Your instructions — Give nothing except the number of lines containing the word "lois".

** Begin Record set **

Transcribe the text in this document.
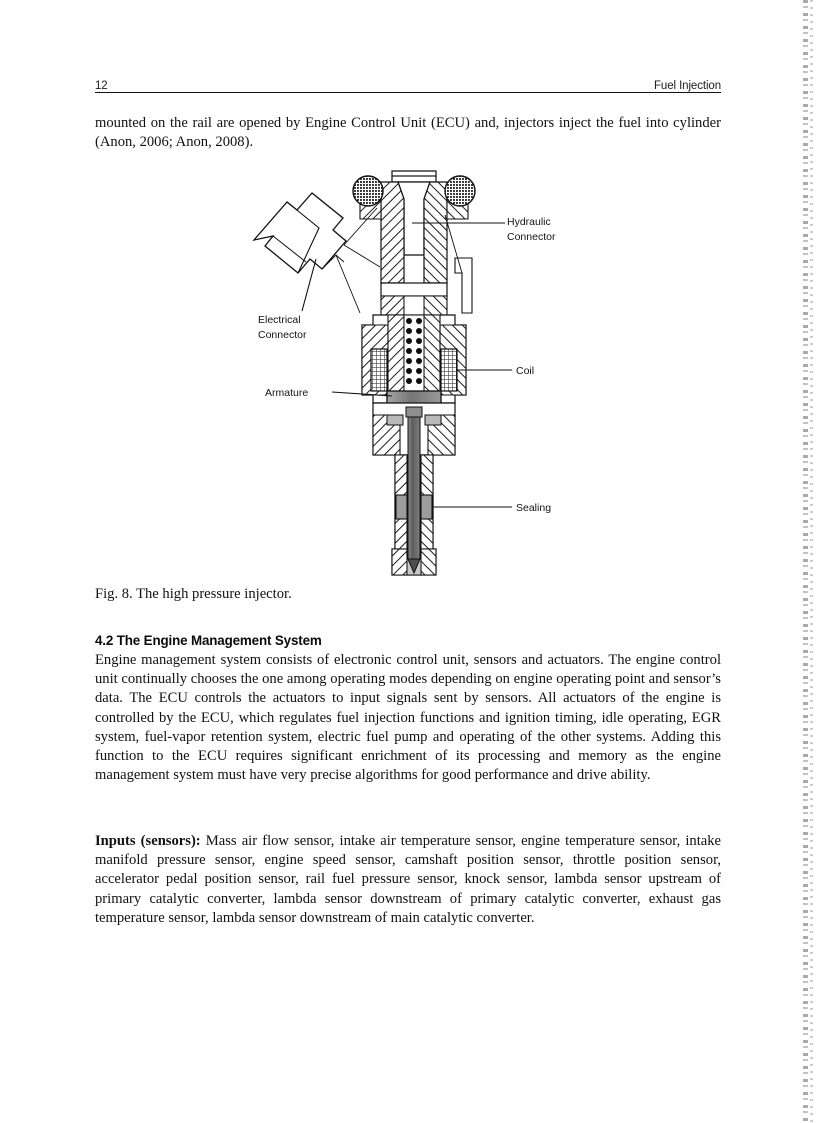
12	Fuel Injection
mounted on the rail are opened by Engine Control Unit (ECU) and, injectors inject the fuel into cylinder (Anon, 2006; Anon, 2008).
Hydraulic
Connector
Electrical
Connector
Coil
Armature
Sealing
Fig. 8. The high pressure injector.
4.2 The Engine Management System
Engine management system consists of electronic control unit, sensors and actuators. The engine control unit continually chooses the one among operating modes depending on engine operating point and sensor’s data. The ECU controls the actuators to input signals sent by sensors. All actuators of the engine is controlled by the ECU, which regulates fuel injection functions and ignition timing, idle operating, EGR system, fuel-vapor retention system, electric fuel pump and operating of the other systems. Adding this function to the ECU requires significant enrichment of its processing and memory as the engine management system must have very precise algorithms for good performance and drive ability.
Inputs (sensors): Mass air flow sensor, intake air temperature sensor, engine temperature sensor, intake manifold pressure sensor, engine speed sensor, camshaft position sensor, throttle position sensor, accelerator pedal position sensor, rail fuel pressure sensor, knock sensor, lambda sensor upstream of primary catalytic converter, lambda sensor downstream of primary catalytic converter, exhaust gas temperature sensor, lambda sensor downstream of main catalytic converter.
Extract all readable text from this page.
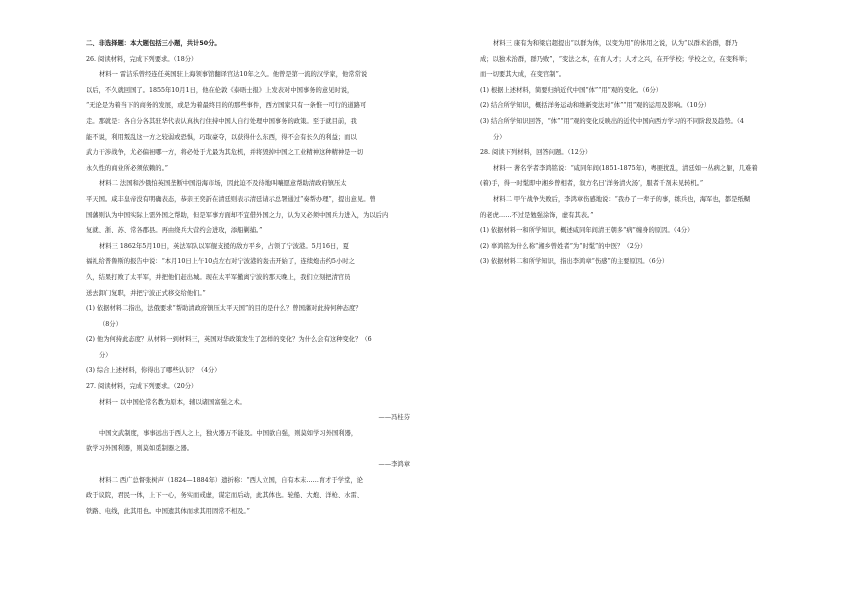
二、非选择题：本大题包括三小题，共计50分。
26. 阅读材料，完成下列要求。（18分）
材料一 雷洁乐曾经连任英国驻上海领事馆翻译官达10年之久。他曾是第一流的汉学家，他常常说
以后，不久就回国了。1855年10月1日，他在伦敦《泰晤士报》上发表对中国事务的意见时说，
“无论是为着当下的商务的发展，或是为着最终目的的那些事件，西方国家只有一条惟一可行的道路可
走。那就是：各自分各其驻华代表认真执行住持中国人自行处理中国事务的政策。至于就目前，我
能不说，利用叛乱这一方之较弱或恐惧，巧取豪夺，以获得什么东西，得不会有长久的利益；而以
武力干涉战争，尤必偏袒哪一方，将必处于尤最为其危机，并将毁掉中国之工业精神这种精神是一切
永久性的商业所必须依赖的。”
材料二 法国和沙俄怕英国垄断中国沿海市场，因此迫不及待地叫嚷愿意帮助清政府镇压太
平天国。咸丰皇帝没有明确表态，恭亲王奕訢在清廷则表示清廷请示总署通过“奏帮办理”，提出意见。曾
国藩则认为中国实际上需外国之帮助，但是军事方面却不宜借外国之力，认为又必须中国兵力进入，为以后内
复就、浙、苏、常各郡县。再由绕兵大营约会进攻，添船剿捕。”
材料三 1862年5月10日，英法军队以军舰支援的敌方平乡，占领了宁波港。5月16日，夏
福礼给普鲁斯的报告中说：“本月10日上午10点左右对宁波港的轰击开始了，连续炮击约5小时之
久，结果打败了太平军，并把他们赶出城。现在太平军撤离宁波的那天晚上，我们立刻把清官员
送去卸门复职，并把宁波正式移交给他们。”
(1) 依据材料二指出，法俄要求“帮助清政府镇压太平天国”的目的是什么？曾国藩对此持何种态度？
（8分）
(2) 他为何持此态度？从材料一到材料三，英国对华政策发生了怎样的变化？为什么会有这种变化？（6
分）
(3) 综合上述材料，你得出了哪些认识？（4分）
27. 阅读材料，完成下列要求。（20分）
材料一 以中国伦常名教为原本，辅以诸国富强之术。
——冯桂芬
中国文武制度，事事远出于西人之上，独火器万不能及。中国欲自强，则莫如学习外国利器，
欲学习外国利器，则莫如觅制器之器。
——李鸿章
材料二 西广总督张树声（1824—1884年）遗折称：“西人立国，自有本末……育才于学堂，论
政于议院，君民一体，上下一心，务实而戒虚，谋定而后动，此其体也。轮船、大炮、洋枪、水雷、
铁路、电线，此其用也。中国遗其体而求其用固常不相及。”
材料三 康有为和梁启超提出“以群为体，以变为用”的体用之说，认为“以群术治群，群乃
成；以独术治群，群乃败”，“变法之本，在育人才；人才之兴，在开学校；学校之立，在变科举；
而一切要其大成，在变官制”。
(1) 根据上述材料，简要归纳近代中国“体”“用”观的变化。（6分）
(2) 结合所学知识，概括洋务运动和维新变法对“体”“用”观的运用及影响。（10分）
(3) 结合所学知识回答，“体”“用”观的变化反映出的近代中国向西方学习的不同阶段及趋势。（4
分）
28. 阅读下列材料，回答问题。（12分）
材料一 著名学者李鸿铭说：“咸同年间(1851-1875年)，粤匪扰乱，清廷如一丛病之躯，几难着
(着)手，得一时髦即中湘乡曾相者，叙方名曰‘洋务清火汤’，服者千剂未见转机。”
材料二 甲午战争失败后，李鸿章伤感地说：“我办了一辈子的事，练兵也，海军也，都是纸糊
的老虎……不过是勉强涂饰，虚有其表。”
(1) 依据材料一和所学知识，概述咸同年间清王朝多“病”缠身的原因。（4分）
(2) 辜鸿铭为什么称“湘乡曾姓者”为“时髦”的中医？（2分）
(3) 依据材料二和所学知识，指出李鸿章“伤感”的主要原因。（6分）
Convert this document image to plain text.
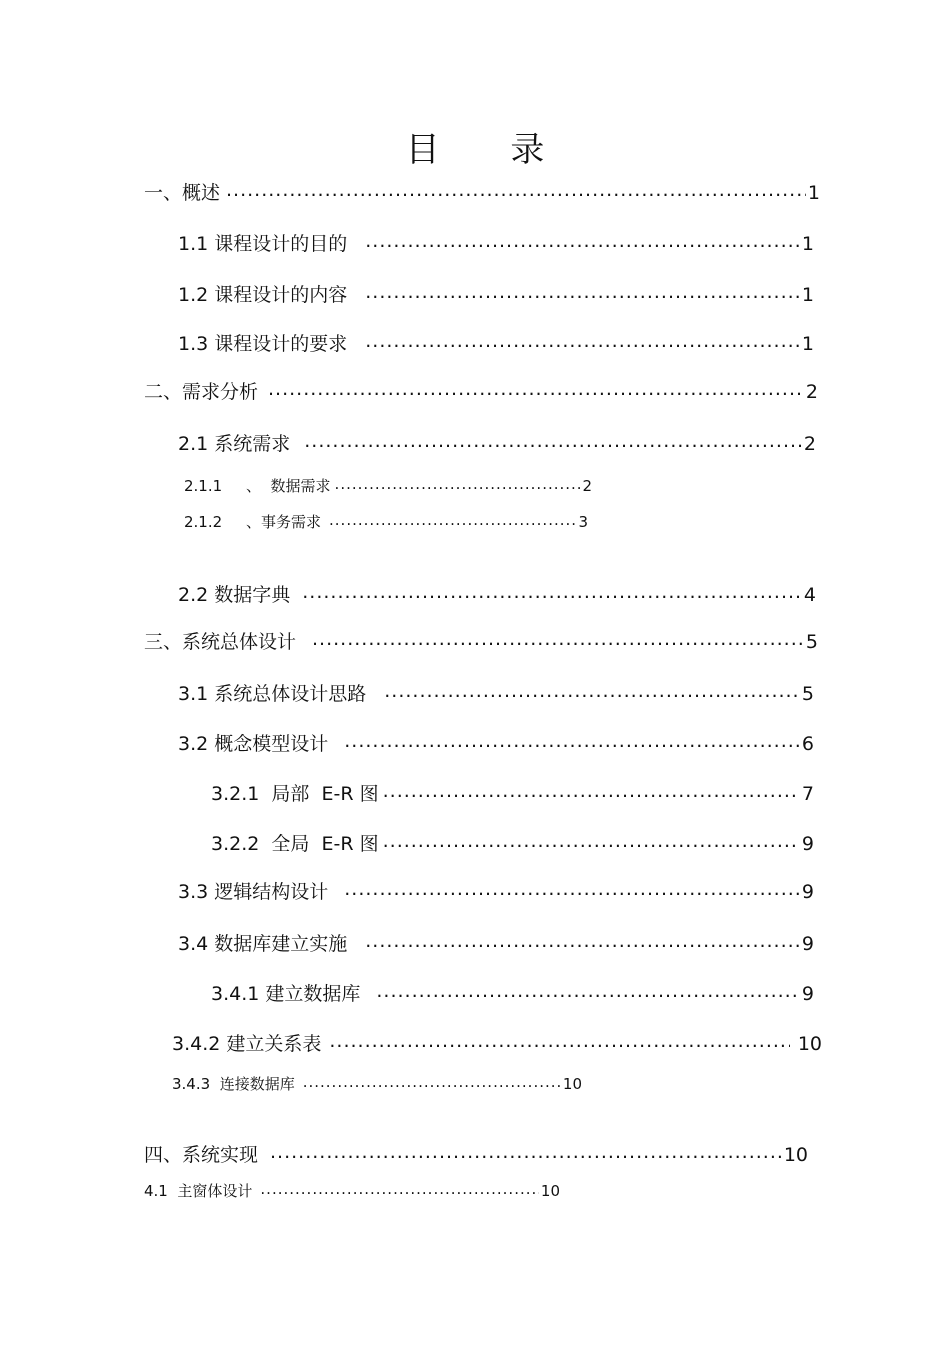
目 录
一、概述 .....	1
1.1 课程设计的目的 .....	1
1.2 课程设计的内容 .....	1
1.3 课程设计的要求 .....	1
二、需求分析 .....	2
2.1 系统需求 .....	2
2.1.1     、  数据需求 .....	2
2.1.2     、事务需求 .....	3
2.2 数据字典 .....	4
三、系统总体设计 .....	5
3.1 系统总体设计思路 .....	5
3.2 概念模型设计 .....	6
3.2.1  局部  E-R 图 .....	7
3.2.2  全局  E-R 图 .....	9
3.3 逻辑结构设计 .....	9
3.4 数据库建立实施 .....	9
3.4.1 建立数据库 .....	9
3.4.2 建立关系表 .....	10
3.4.3  连接数据库 .....	10
四、系统实现 .....	10
4.1  主窗体设计 .....	10
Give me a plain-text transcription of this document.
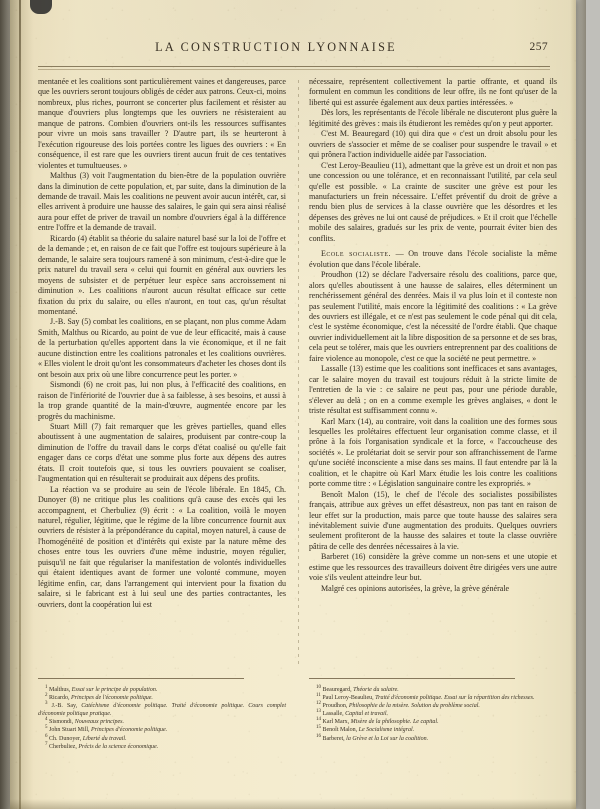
LA CONSTRUCTION LYONNAISE	257

mentanée et les coalitions sont particulièrement vaines et dangereuses, parce que les ouvriers seront toujours obligés de céder aux patrons. Ceux-ci, moins nombreux, plus riches, pourront se concerter plus facilement et résister au manque d'ouvriers plus longtemps que les ouvriers ne résisteraient au manque de patrons. Combien d'ouvriers ont-ils les ressources suffisantes pour vivre un mois sans travailler ? D'autre part, ils se heurteront à l'exécution rigoureuse des lois portées contre les ligues des ouvriers : « En conséquence, il est rare que les ouvriers tirent aucun fruit de ces tentatives violentes et tumultueuses. »

Malthus (3) voit l'augmentation du bien-être de la population ouvrière dans la diminution de cette population, et, par suite, dans la diminution de la demande de travail. Mais les coalitions ne peuvent avoir aucun intérêt, car, si elles arrivent à produire une hausse des salaires, le gain qui sera ainsi réalisé aura pour effet de priver de travail un nombre d'ouvriers égal à la différence entre l'offre et la demande de travail.

Ricardo (4) établit sa théorie du salaire naturel basé sur la loi de l'offre et de la demande ; et, en raison de ce fait que l'offre est toujours supérieure à la demande, le salaire sera toujours ramené à son minimum, c'est-à-dire que le prix naturel du travail sera « celui qui fournit en général aux ouvriers les moyens de subsister et de perpétuer leur espèce sans accroissement ni diminution ». Les coalitions n'auront aucun résultat efficace sur cette fixation du prix du salaire, ou elles n'auront, en tout cas, qu'un résultat momentané.

J.-B. Say (5) combat les coalitions, en se plaçant, non plus comme Adam Smith, Malthus ou Ricardo, au point de vue de leur efficacité, mais à cause de la perturbation qu'elles apportent dans la vie économique, et il ne fait aucune distinction entre les coalitions patronales et les coalitions ouvrières. « Elles violent le droit qu'ont les consommateurs d'acheter les choses dont ils ont besoin aux prix où une libre concurrence peut les porter. »

Sismondi (6) ne croit pas, lui non plus, à l'efficacité des coalitions, en raison de l'infériorité de l'ouvrier due à sa faiblesse, à ses besoins, et aussi à la trop grande quantité de la main-d'œuvre, augmentée encore par les progrès du machinisme.

Stuart Mill (7) fait remarquer que les grèves partielles, quand elles aboutissent à une augmentation de salaires, produisent par contre-coup la diminution de l'offre du travail dans le corps d'état coalisé ou qu'elle fait engager dans ce corps d'état une somme plus forte aux dépens des autres états. Il croit toutefois que, si tous les ouvriers pouvaient se coaliser, l'augmentation qui en résulterait se produirait aux dépens des profits.

La réaction va se produire au sein de l'école libérale. En 1845, Ch. Dunoyer (8) ne critique plus les coalitions qu'à cause des excès qui les accompagnent, et Cherbuliez (9) écrit : « La coalition, voilà le moyen naturel, régulier, légitime, que le régime de la libre concurrence fournit aux ouvriers de résister à la prépondérance du capital, moyen naturel, à cause de l'homogénéité de position et d'intérêts qui existe par la nature même des choses entre tous les ouvriers d'une même industrie, moyen régulier, puisqu'il ne fait que régulariser la manifestation de volontés individuelles qui étaient identiques avant de former une volonté commune, moyen légitime enfin, car, dans l'arrangement qui intervient pour la fixation du salaire, si le fabricant est à lui seul une des parties contractantes, les ouvriers, dont la coopération lui est

nécessaire, représentent collectivement la partie offrante, et quand ils formulent en commun les conditions de leur offre, ils ne font qu'user de la liberté qui est assurée également aux deux parties intéressées. »

Dès lors, les représentants de l'école libérale ne discuteront plus guère la légitimité des grèves : mais ils étudieront les remèdes qu'on y peut apporter.

C'est M. Beauregard (10) qui dira que « c'est un droit absolu pour les ouvriers de s'associer et même de se coaliser pour suspendre le travail » et qui prônera l'action individuelle aidée par l'association.

C'est Leroy-Beaulieu (11), admettant que la grève est un droit et non pas une concession ou une tolérance, et en reconnaissant l'utilité, par cela seul qu'elle est possible. « La crainte de susciter une grève est pour les manufacturiers un frein nécessaire. L'effet préventif du droit de grève a rendu bien plus de services à la classe ouvrière que les désordres et les dépenses des grèves ne lui ont causé de préjudices. » Et il croit que l'échelle mobile des salaires, gradués sur les prix de vente, pourrait éviter bien des conflits.

Ecole socialiste. — On trouve dans l'école socialiste la même évolution que dans l'école libérale.

Proudhon (12) se déclare l'adversaire résolu des coalitions, parce que, alors qu'elles aboutissent à une hausse de salaires, elles déterminent un renchérissement général des denrées. Mais il va plus loin et il conteste non pas seulement l'utilité, mais encore la légitimité des coalitions : « La grève des ouvriers est illégale, et ce n'est pas seulement le code pénal qui dit cela, c'est le système économique, c'est la nécessité de l'ordre établi. Que chaque ouvrier individuellement ait la libre disposition de sa personne et de ses bras, cela peut se tolérer, mais que les ouvriers entreprennent par des coalitions de faire violence au monopole, c'est ce que la société ne peut permettre. »

Lassalle (13) estime que les coalitions sont inefficaces et sans avantages, car le salaire moyen du travail est toujours réduit à la stricte limite de l'entretien de la vie : ce salaire ne peut pas, pour une période durable, s'élever au delà ; on en a comme exemple les grèves anglaises, « dont le triste résultat est suffisamment connu ».

Karl Marx (14), au contraire, voit dans la coalition une des formes sous lesquelles les prolétaires effectuent leur organisation comme classe, et il prône à la fois l'organisation syndicale et la force, « l'accoucheuse des sociétés ». Le prolétariat doit se servir pour son affranchissement de l'arme qu'une société inconsciente a mise dans ses mains. Il faut entendre par là la coalition, et le chapitre où Karl Marx étudie les lois contre les coalitions porte comme titre : « Législation sanguinaire contre les expropriés. »

Benoît Malon (15), le chef de l'école des socialistes possibilistes français, attribue aux grèves un effet désastreux, non pas tant en raison de leur effet sur la production, mais parce que toute hausse des salaires sera inévitablement suivie d'une augmentation des produits. Quelques ouvriers seulement profiteront de la hausse des salaires et toute la classe ouvrière pâtira de celle des denrées nécessaires à la vie.

Barberet (16) considère la grève comme un non-sens et une utopie et estime que les ressources des travailleurs doivent être dirigées vers une autre voie s'ils veulent atteindre leur but.

Malgré ces opinions autorisées, la grève, la grève générale

$^1$ Malthus, Essai sur le principe de population.

$^2$ Ricardo, Principes de l'économie politique.

$^3$ J.-B. Say, Catéchisme d'économie politique. Traité d'économie politique. Cours complet d'économie politique pratique.

$^4$ Sismondi, Nouveaux principes.

$^5$ John Stuart Mill, Principes d'économie politique.

$^6$ Ch. Dunoyer, Liberté du travail.

$^7$ Cherbuliez, Précis de la science économique.

$^{10}$ Beauregard, Théorie du salaire.

$^{11}$ Paul Leroy-Beaulieu, Traité d'économie politique. Essai sur la répartition des richesses.

$^{12}$ Proudhon, Philosophie de la misère. Solution du problème social.

$^{13}$ Lassalle, Capital et travail.

$^{14}$ Karl Marx, Misère de la philosophie. Le capital.

$^{15}$ Benoît Malon, Le Socialisme intégral.

$^{16}$ Barberet, la Grève et la Loi sur la coalition.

** End Record set **

Answer to this exercise — 2